** Start LISTED RECORDS **

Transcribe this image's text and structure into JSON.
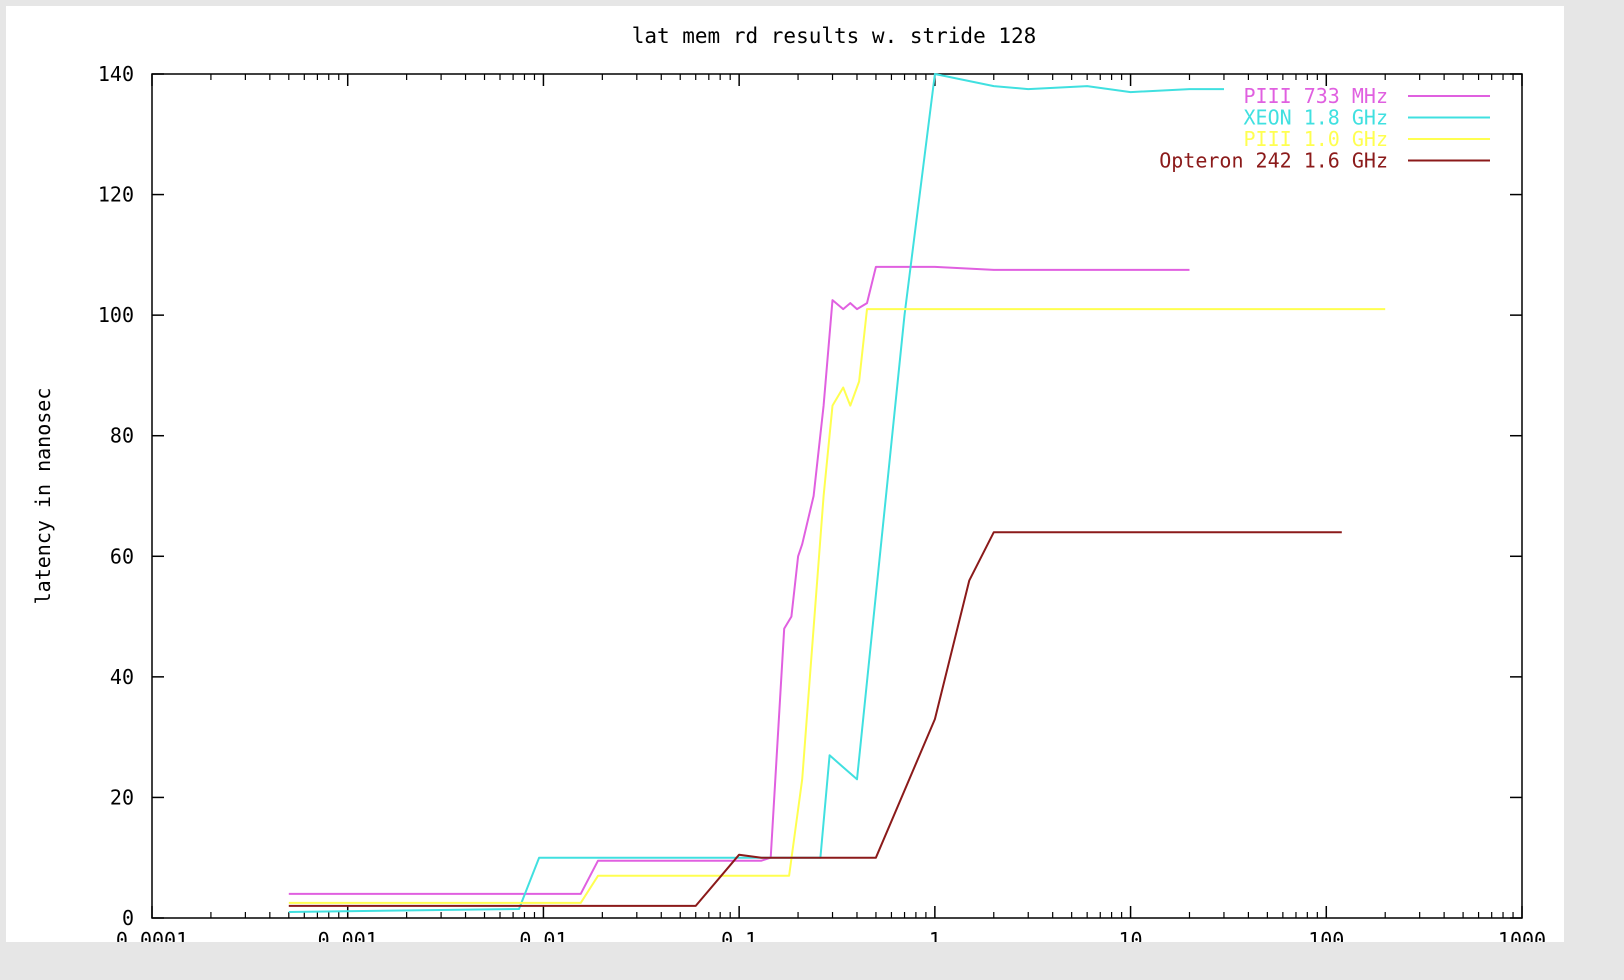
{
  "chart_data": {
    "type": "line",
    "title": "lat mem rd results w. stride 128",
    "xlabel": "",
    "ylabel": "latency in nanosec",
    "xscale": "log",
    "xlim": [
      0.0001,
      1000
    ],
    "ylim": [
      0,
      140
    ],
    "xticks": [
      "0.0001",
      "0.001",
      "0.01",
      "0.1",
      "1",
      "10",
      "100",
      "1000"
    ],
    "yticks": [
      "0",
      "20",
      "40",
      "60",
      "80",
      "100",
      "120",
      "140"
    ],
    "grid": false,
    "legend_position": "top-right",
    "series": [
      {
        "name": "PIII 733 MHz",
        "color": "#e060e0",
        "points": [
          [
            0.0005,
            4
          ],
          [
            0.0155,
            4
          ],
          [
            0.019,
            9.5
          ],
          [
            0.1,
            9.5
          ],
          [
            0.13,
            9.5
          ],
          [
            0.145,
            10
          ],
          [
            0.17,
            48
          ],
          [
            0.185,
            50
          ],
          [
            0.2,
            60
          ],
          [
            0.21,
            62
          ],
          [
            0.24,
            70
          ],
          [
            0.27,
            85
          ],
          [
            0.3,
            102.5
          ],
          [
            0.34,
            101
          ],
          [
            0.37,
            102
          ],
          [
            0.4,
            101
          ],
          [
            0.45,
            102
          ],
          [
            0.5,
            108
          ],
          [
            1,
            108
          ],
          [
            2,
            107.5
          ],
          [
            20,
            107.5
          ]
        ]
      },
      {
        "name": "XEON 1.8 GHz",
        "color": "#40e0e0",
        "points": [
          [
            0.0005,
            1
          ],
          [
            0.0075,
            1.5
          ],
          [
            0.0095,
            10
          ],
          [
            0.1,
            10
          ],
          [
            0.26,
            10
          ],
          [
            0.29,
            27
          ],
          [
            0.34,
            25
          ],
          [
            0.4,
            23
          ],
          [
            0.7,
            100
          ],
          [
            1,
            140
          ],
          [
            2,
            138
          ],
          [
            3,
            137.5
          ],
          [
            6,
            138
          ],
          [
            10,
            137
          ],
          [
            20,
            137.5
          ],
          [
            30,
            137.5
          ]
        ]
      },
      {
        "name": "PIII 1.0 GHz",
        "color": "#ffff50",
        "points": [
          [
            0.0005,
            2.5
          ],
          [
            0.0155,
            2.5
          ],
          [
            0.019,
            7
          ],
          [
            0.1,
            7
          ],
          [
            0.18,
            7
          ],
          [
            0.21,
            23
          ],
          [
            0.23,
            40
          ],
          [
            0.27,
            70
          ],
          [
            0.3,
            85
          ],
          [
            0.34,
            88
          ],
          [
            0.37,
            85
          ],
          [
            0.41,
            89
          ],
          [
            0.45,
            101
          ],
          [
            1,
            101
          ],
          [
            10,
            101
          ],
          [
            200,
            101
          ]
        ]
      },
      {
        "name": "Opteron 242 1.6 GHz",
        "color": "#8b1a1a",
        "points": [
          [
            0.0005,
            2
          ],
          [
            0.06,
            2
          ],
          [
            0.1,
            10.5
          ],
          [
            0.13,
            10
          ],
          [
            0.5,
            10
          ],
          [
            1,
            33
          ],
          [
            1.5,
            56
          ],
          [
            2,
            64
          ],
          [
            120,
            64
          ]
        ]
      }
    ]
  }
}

** End LISTED RECORDS **

→ THE PROBLEM: Reproduce every entry word for word, but omit the pictures.

→ RESULT OF THE EXERCISE:
Transcribe this image's text and structure into JSON.
{
  "chart_data": {
    "type": "line",
    "title": "lat mem rd results w. stride 128",
    "xlabel": "",
    "ylabel": "latency in nanosec",
    "xscale": "log",
    "xlim": [
      0.0001,
      1000
    ],
    "ylim": [
      0,
      140
    ],
    "xticks": [
      "0.0001",
      "0.001",
      "0.01",
      "0.1",
      "1",
      "10",
      "100",
      "1000"
    ],
    "yticks": [
      "0",
      "20",
      "40",
      "60",
      "80",
      "100",
      "120",
      "140"
    ],
    "grid": false,
    "legend_position": "top-right",
    "series": [
      {
        "name": "PIII 733 MHz",
        "color": "#e060e0",
        "points": [
          [
            0.0005,
            4
          ],
          [
            0.0155,
            4
          ],
          [
            0.019,
            9.5
          ],
          [
            0.1,
            9.5
          ],
          [
            0.13,
            9.5
          ],
          [
            0.145,
            10
          ],
          [
            0.17,
            48
          ],
          [
            0.185,
            50
          ],
          [
            0.2,
            60
          ],
          [
            0.21,
            62
          ],
          [
            0.24,
            70
          ],
          [
            0.27,
            85
          ],
          [
            0.3,
            102.5
          ],
          [
            0.34,
            101
          ],
          [
            0.37,
            102
          ],
          [
            0.4,
            101
          ],
          [
            0.45,
            102
          ],
          [
            0.5,
            108
          ],
          [
            1,
            108
          ],
          [
            2,
            107.5
          ],
          [
            20,
            107.5
          ]
        ]
      },
      {
        "name": "XEON 1.8 GHz",
        "color": "#40e0e0",
        "points": [
          [
            0.0005,
            1
          ],
          [
            0.0075,
            1.5
          ],
          [
            0.0095,
            10
          ],
          [
            0.1,
            10
          ],
          [
            0.26,
            10
          ],
          [
            0.29,
            27
          ],
          [
            0.34,
            25
          ],
          [
            0.4,
            23
          ],
          [
            0.7,
            100
          ],
          [
            1,
            140
          ],
          [
            2,
            138
          ],
          [
            3,
            137.5
          ],
          [
            6,
            138
          ],
          [
            10,
            137
          ],
          [
            20,
            137.5
          ],
          [
            30,
            137.5
          ]
        ]
      },
      {
        "name": "PIII 1.0 GHz",
        "color": "#ffff50",
        "points": [
          [
            0.0005,
            2.5
          ],
          [
            0.0155,
            2.5
          ],
          [
            0.019,
            7
          ],
          [
            0.1,
            7
          ],
          [
            0.18,
            7
          ],
          [
            0.21,
            23
          ],
          [
            0.23,
            40
          ],
          [
            0.27,
            70
          ],
          [
            0.3,
            85
          ],
          [
            0.34,
            88
          ],
          [
            0.37,
            85
          ],
          [
            0.41,
            89
          ],
          [
            0.45,
            101
          ],
          [
            1,
            101
          ],
          [
            10,
            101
          ],
          [
            200,
            101
          ]
        ]
      },
      {
        "name": "Opteron 242 1.6 GHz",
        "color": "#8b1a1a",
        "points": [
          [
            0.0005,
            2
          ],
          [
            0.06,
            2
          ],
          [
            0.1,
            10.5
          ],
          [
            0.13,
            10
          ],
          [
            0.5,
            10
          ],
          [
            1,
            33
          ],
          [
            1.5,
            56
          ],
          [
            2,
            64
          ],
          [
            120,
            64
          ]
        ]
      }
    ]
  }
}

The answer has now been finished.